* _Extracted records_
::::::::::

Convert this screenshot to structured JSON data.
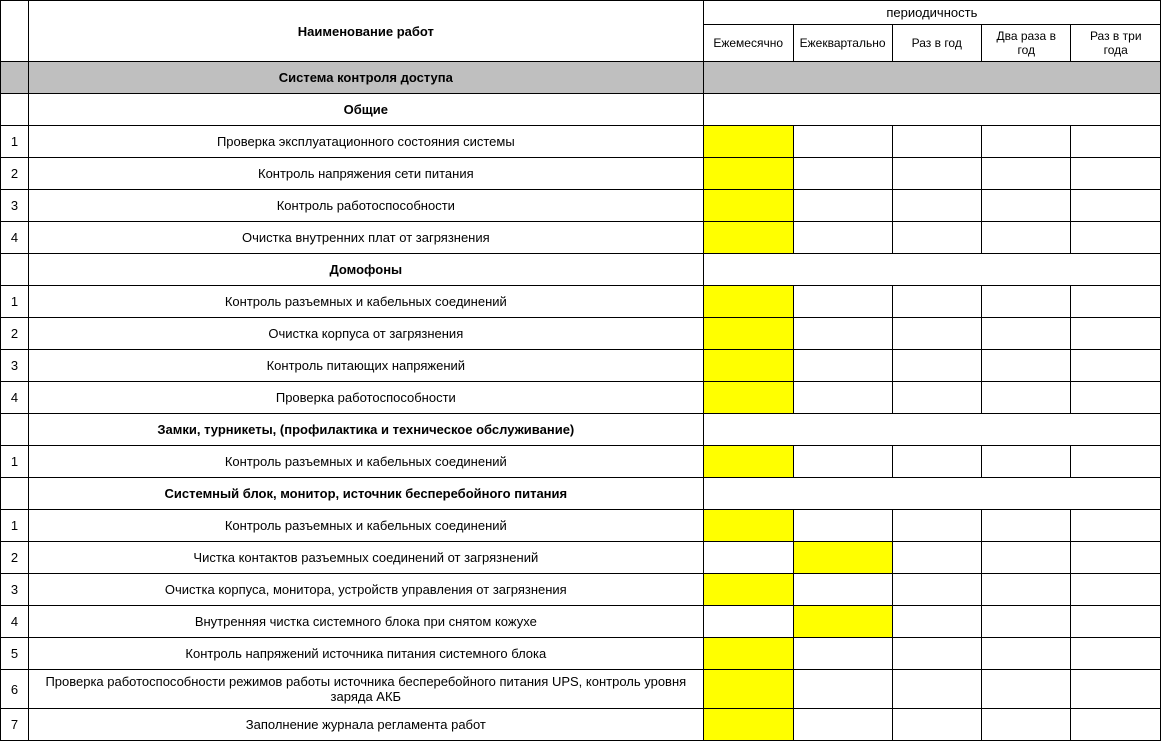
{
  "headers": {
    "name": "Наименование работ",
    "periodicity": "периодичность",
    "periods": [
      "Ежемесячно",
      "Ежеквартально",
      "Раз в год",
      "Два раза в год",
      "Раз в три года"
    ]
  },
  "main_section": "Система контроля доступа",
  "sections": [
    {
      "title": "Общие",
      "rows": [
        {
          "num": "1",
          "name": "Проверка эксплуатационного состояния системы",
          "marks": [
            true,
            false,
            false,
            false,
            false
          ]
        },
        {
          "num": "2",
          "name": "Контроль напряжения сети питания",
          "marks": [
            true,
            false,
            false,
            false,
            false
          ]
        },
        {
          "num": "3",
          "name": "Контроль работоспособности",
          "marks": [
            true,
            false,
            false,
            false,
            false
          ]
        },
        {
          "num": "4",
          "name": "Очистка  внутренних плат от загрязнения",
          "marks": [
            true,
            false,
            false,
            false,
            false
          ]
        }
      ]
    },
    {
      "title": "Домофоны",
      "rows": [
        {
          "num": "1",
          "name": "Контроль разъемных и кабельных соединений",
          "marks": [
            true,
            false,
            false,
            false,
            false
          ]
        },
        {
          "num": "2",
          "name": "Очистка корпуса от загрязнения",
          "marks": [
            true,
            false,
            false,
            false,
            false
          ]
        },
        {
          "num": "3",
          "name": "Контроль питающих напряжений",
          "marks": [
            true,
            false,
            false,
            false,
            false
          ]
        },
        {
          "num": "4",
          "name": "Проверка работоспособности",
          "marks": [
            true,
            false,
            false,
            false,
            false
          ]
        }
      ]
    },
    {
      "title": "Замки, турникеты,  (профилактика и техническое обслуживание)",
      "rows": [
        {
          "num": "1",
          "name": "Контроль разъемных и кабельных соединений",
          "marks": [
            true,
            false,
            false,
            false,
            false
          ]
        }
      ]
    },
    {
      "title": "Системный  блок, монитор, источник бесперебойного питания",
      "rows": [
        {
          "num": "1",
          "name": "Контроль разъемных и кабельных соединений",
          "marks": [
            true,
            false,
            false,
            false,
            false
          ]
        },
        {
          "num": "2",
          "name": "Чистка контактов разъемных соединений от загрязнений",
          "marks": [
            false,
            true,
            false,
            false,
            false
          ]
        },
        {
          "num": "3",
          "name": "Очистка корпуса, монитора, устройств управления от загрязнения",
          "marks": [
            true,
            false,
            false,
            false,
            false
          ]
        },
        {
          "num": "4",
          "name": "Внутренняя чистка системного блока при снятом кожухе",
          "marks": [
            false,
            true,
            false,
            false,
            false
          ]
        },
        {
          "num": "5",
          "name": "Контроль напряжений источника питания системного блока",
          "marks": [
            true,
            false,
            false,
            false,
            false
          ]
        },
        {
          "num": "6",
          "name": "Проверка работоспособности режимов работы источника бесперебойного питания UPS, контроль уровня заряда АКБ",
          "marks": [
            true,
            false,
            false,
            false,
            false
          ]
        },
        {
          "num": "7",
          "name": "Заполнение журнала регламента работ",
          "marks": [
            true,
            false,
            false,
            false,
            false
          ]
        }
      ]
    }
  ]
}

::::::::::

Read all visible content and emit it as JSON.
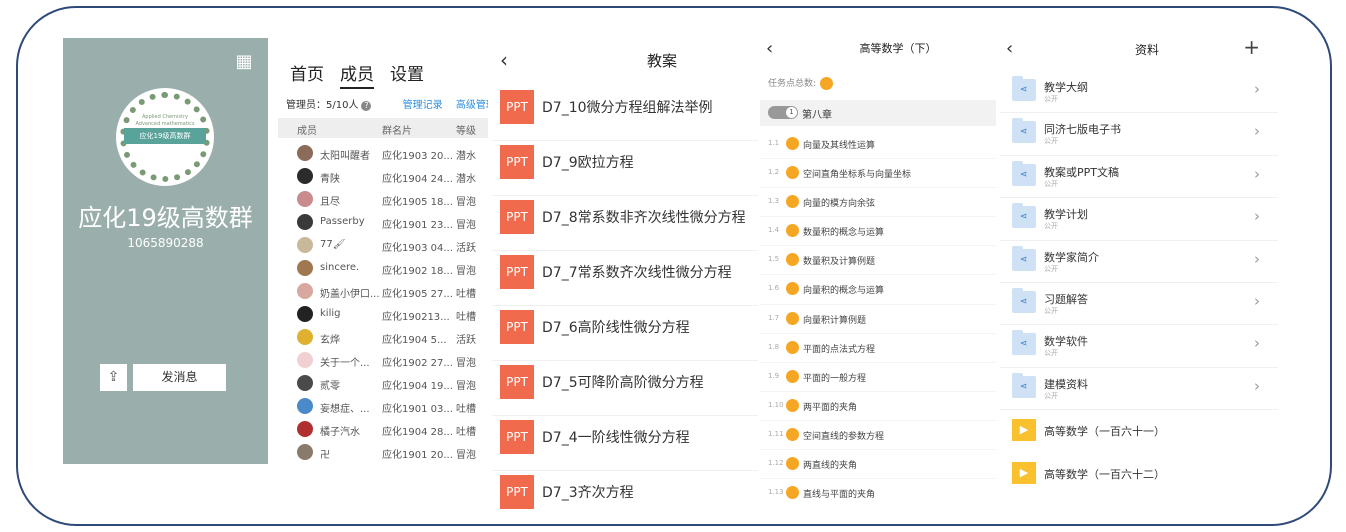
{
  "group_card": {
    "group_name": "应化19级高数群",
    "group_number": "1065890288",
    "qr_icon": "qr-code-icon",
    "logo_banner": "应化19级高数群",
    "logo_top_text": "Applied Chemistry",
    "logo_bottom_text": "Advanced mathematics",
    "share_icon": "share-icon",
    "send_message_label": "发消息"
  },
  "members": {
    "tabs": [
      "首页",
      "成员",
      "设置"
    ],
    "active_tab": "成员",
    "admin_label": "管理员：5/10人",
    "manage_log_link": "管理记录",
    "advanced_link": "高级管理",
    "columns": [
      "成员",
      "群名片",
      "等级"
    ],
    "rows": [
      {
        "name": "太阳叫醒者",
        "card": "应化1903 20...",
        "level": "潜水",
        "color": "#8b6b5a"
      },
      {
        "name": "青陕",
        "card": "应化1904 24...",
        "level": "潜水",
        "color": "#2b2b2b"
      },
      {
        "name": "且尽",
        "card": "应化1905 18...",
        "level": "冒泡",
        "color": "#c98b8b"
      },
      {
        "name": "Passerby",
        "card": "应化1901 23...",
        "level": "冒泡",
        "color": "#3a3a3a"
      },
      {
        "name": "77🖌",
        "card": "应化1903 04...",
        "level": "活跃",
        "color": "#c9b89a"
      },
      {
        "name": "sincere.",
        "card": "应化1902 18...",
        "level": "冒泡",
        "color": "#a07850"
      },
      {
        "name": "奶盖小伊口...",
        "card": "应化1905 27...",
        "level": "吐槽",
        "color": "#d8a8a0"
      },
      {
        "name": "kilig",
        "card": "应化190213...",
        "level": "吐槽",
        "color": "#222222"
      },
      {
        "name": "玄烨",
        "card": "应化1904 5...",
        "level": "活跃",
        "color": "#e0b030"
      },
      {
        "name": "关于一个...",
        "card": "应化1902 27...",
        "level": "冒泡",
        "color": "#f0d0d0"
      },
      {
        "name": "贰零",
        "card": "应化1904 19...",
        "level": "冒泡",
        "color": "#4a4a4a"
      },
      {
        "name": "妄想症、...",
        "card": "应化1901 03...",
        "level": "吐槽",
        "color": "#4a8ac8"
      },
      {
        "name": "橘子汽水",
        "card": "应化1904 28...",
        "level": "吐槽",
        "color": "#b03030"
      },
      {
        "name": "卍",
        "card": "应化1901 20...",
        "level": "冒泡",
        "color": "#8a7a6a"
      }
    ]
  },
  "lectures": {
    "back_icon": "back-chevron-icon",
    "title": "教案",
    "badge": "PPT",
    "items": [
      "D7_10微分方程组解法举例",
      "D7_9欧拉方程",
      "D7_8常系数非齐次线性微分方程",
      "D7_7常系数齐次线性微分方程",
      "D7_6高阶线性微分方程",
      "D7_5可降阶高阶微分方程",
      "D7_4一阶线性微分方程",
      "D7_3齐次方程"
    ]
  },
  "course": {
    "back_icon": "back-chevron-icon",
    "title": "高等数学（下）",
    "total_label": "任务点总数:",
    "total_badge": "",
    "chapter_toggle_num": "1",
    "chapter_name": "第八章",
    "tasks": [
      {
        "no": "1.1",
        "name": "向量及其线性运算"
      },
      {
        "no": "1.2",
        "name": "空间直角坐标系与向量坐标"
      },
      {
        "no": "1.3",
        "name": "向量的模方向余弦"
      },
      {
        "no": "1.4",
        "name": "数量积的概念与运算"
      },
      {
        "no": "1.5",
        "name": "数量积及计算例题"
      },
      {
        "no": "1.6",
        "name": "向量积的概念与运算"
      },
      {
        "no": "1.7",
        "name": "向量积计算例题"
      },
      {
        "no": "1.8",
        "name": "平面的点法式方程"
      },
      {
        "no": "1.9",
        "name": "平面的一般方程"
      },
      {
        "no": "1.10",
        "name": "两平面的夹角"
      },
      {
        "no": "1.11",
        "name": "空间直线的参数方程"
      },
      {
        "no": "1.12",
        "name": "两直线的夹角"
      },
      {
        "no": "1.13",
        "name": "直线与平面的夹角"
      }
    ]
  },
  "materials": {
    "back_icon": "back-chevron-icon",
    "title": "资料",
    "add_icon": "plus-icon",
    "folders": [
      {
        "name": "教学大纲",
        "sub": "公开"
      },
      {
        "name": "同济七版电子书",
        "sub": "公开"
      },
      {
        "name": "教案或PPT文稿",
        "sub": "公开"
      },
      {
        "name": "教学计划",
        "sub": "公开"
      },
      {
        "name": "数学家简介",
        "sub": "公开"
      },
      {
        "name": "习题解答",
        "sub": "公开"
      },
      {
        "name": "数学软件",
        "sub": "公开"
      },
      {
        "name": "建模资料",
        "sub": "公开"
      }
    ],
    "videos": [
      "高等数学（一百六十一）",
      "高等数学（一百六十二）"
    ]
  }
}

::::::::::

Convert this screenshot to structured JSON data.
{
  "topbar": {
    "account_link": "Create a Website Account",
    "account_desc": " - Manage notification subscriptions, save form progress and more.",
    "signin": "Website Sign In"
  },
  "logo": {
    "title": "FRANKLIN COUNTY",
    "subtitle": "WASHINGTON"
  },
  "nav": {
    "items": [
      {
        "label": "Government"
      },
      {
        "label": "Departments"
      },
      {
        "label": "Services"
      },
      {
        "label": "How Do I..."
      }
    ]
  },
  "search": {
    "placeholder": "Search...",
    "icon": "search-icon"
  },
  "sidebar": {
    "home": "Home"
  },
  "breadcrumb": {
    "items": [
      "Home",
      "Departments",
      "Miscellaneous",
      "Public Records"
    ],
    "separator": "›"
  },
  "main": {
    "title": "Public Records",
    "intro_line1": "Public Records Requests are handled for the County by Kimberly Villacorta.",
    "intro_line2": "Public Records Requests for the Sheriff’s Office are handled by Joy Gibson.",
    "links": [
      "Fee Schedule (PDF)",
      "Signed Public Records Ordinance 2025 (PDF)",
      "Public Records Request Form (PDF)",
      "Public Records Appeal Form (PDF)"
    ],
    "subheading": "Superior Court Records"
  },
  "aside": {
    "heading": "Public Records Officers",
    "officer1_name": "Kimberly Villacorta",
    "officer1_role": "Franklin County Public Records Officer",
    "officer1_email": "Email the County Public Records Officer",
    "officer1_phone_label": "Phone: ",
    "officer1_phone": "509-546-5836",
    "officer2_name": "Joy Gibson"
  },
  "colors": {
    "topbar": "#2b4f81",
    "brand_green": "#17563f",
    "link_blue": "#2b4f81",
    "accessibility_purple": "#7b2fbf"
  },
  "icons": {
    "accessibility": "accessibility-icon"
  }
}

::::::::::

* _Task to complete_
Search the entries for the word "Public", then list each line that holds it.

* _Full output_
      "Public Records"
    "title": "Public Records",
    "intro_line1": "Public Records Requests are handled for the County by Kimberly Villacorta.",
    "intro_line2": "Public Records Requests for the Sheriff’s Office are handled by Joy Gibson.",
      "Signed Public Records Ordinance 2025 (PDF)",
      "Public Records Request Form (PDF)",
      "Public Records Appeal Form (PDF)"
    "heading": "Public Records Officers",
    "officer1_role": "Franklin County Public Records Officer",
    "officer1_email": "Email the County Public Records Officer",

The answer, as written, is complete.